Written problem | Return the material word for word. Do not include pictures.

Entries shown |

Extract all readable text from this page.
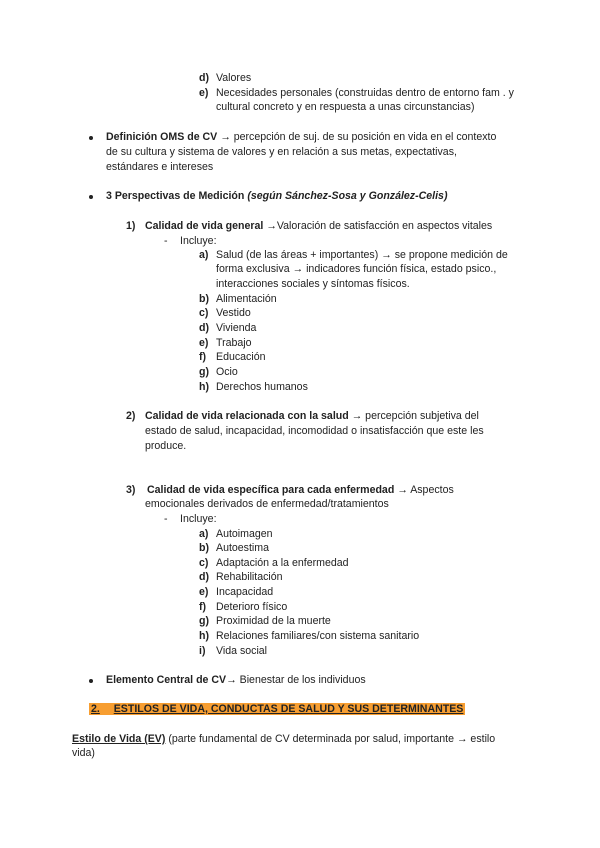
d) Valores
e) Necesidades personales (construidas dentro de entorno fam . y
cultural concreto y en respuesta a unas circunstancias)
Definición OMS de CV → percepción de suj. de su posición en vida en el contexto
de su cultura y sistema de valores y en relación a sus metas, expectativas,
estándares e intereses
3 Perspectivas de Medición (según Sánchez-Sosa y González-Celis)
1) Calidad de vida general →Valoración de satisfacción en aspectos vitales
- Incluye:
a) Salud (de las áreas + importantes) → se propone medición de
forma exclusiva → indicadores función física, estado psico.,
interacciones sociales y síntomas físicos.
b) Alimentación
c) Vestido
d) Vivienda
e) Trabajo
f) Educación
g) Ocio
h) Derechos humanos
2) Calidad de vida relacionada con la salud → percepción subjetiva del
estado de salud, incapacidad, incomodidad o insatisfacción que este les
produce.
3) Calidad de vida específica para cada enfermedad → Aspectos
emocionales derivados de enfermedad/tratamientos
- Incluye:
a) Autoimagen
b) Autoestima
c) Adaptación a la enfermedad
d) Rehabilitación
e) Incapacidad
f) Deterioro físico
g) Proximidad de la muerte
h) Relaciones familiares/con sistema sanitario
i) Vida social
Elemento Central de CV→ Bienestar de los individuos
2. ESTILOS DE VIDA, CONDUCTAS DE SALUD Y SUS DETERMINANTES
Estilo de Vida (EV) (parte fundamental de CV determinada por salud, importante → estilo
vida)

Answer to the exercise |
Extract all readable text from this page.
d) Valores
e) Necesidades personales (construidas dentro de entorno fam . y
cultural concreto y en respuesta a unas circunstancias)
Definición OMS de CV → percepción de suj. de su posición en vida en el contexto
de su cultura y sistema de valores y en relación a sus metas, expectativas,
estándares e intereses
3 Perspectivas de Medición (según Sánchez-Sosa y González-Celis)
1) Calidad de vida general →Valoración de satisfacción en aspectos vitales
- Incluye:
a) Salud (de las áreas + importantes) → se propone medición de
forma exclusiva → indicadores función física, estado psico.,
interacciones sociales y síntomas físicos.
b) Alimentación
c) Vestido
d) Vivienda
e) Trabajo
f) Educación
g) Ocio
h) Derechos humanos
2) Calidad de vida relacionada con la salud → percepción subjetiva del
estado de salud, incapacidad, incomodidad o insatisfacción que este les
produce.
3) Calidad de vida específica para cada enfermedad → Aspectos
emocionales derivados de enfermedad/tratamientos
- Incluye:
a) Autoimagen
b) Autoestima
c) Adaptación a la enfermedad
d) Rehabilitación
e) Incapacidad
f) Deterioro físico
g) Proximidad de la muerte
h) Relaciones familiares/con sistema sanitario
i) Vida social
Elemento Central de CV→ Bienestar de los individuos
2. ESTILOS DE VIDA, CONDUCTAS DE SALUD Y SUS DETERMINANTES
Estilo de Vida (EV) (parte fundamental de CV determinada por salud, importante → estilo
vida)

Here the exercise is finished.